Dataset rows
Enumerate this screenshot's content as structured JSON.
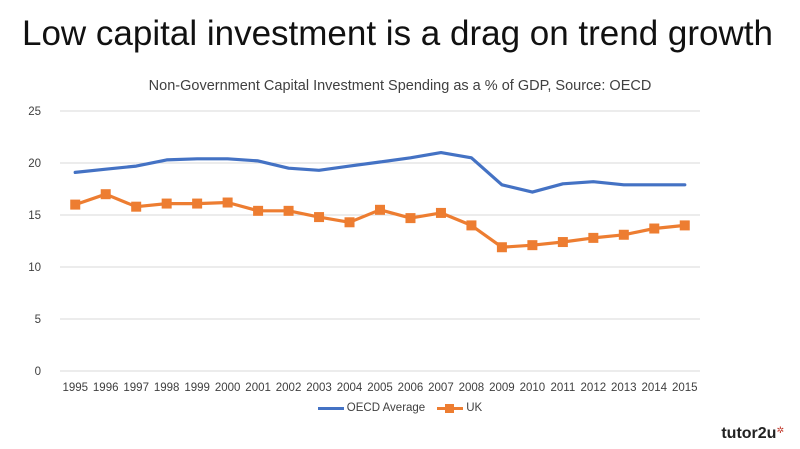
{
  "slide": {
    "title": "Low capital investment is a drag on trend growth",
    "brand": "tutor2u"
  },
  "colors": {
    "oecd": "#4472C4",
    "uk": "#ED7D31",
    "grid": "#D9D9D9"
  },
  "chart_data": {
    "type": "line",
    "title": "Non-Government Capital Investment Spending as a % of GDP, Source: OECD",
    "xlabel": "",
    "ylabel": "",
    "categories": [
      "1995",
      "1996",
      "1997",
      "1998",
      "1999",
      "2000",
      "2001",
      "2002",
      "2003",
      "2004",
      "2005",
      "2006",
      "2007",
      "2008",
      "2009",
      "2010",
      "2011",
      "2012",
      "2013",
      "2014",
      "2015"
    ],
    "ylim": [
      0,
      25
    ],
    "yticks": [
      0,
      5,
      10,
      15,
      20,
      25
    ],
    "grid": true,
    "legend_position": "bottom",
    "series": [
      {
        "name": "OECD Average",
        "color": "#4472C4",
        "markers": false,
        "values": [
          19.1,
          19.4,
          19.7,
          20.3,
          20.4,
          20.4,
          20.2,
          19.5,
          19.3,
          19.7,
          20.1,
          20.5,
          21.0,
          20.5,
          17.9,
          17.2,
          18.0,
          18.2,
          17.9,
          17.9,
          17.9
        ]
      },
      {
        "name": "UK",
        "color": "#ED7D31",
        "markers": true,
        "values": [
          16.0,
          17.0,
          15.8,
          16.1,
          16.1,
          16.2,
          15.4,
          15.4,
          14.8,
          14.3,
          15.5,
          14.7,
          15.2,
          14.0,
          11.9,
          12.1,
          12.4,
          12.8,
          13.1,
          13.7,
          14.0
        ]
      }
    ]
  }
}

**What is expected:**
Strip out the images, then output the records above word for word.

**Output of the task:**
Enumerate this screenshot's content as structured JSON.
{
  "slide": {
    "title": "Low capital investment is a drag on trend growth",
    "brand": "tutor2u"
  },
  "colors": {
    "oecd": "#4472C4",
    "uk": "#ED7D31",
    "grid": "#D9D9D9"
  },
  "chart_data": {
    "type": "line",
    "title": "Non-Government Capital Investment Spending as a % of GDP, Source: OECD",
    "xlabel": "",
    "ylabel": "",
    "categories": [
      "1995",
      "1996",
      "1997",
      "1998",
      "1999",
      "2000",
      "2001",
      "2002",
      "2003",
      "2004",
      "2005",
      "2006",
      "2007",
      "2008",
      "2009",
      "2010",
      "2011",
      "2012",
      "2013",
      "2014",
      "2015"
    ],
    "ylim": [
      0,
      25
    ],
    "yticks": [
      0,
      5,
      10,
      15,
      20,
      25
    ],
    "grid": true,
    "legend_position": "bottom",
    "series": [
      {
        "name": "OECD Average",
        "color": "#4472C4",
        "markers": false,
        "values": [
          19.1,
          19.4,
          19.7,
          20.3,
          20.4,
          20.4,
          20.2,
          19.5,
          19.3,
          19.7,
          20.1,
          20.5,
          21.0,
          20.5,
          17.9,
          17.2,
          18.0,
          18.2,
          17.9,
          17.9,
          17.9
        ]
      },
      {
        "name": "UK",
        "color": "#ED7D31",
        "markers": true,
        "values": [
          16.0,
          17.0,
          15.8,
          16.1,
          16.1,
          16.2,
          15.4,
          15.4,
          14.8,
          14.3,
          15.5,
          14.7,
          15.2,
          14.0,
          11.9,
          12.1,
          12.4,
          12.8,
          13.1,
          13.7,
          14.0
        ]
      }
    ]
  }
}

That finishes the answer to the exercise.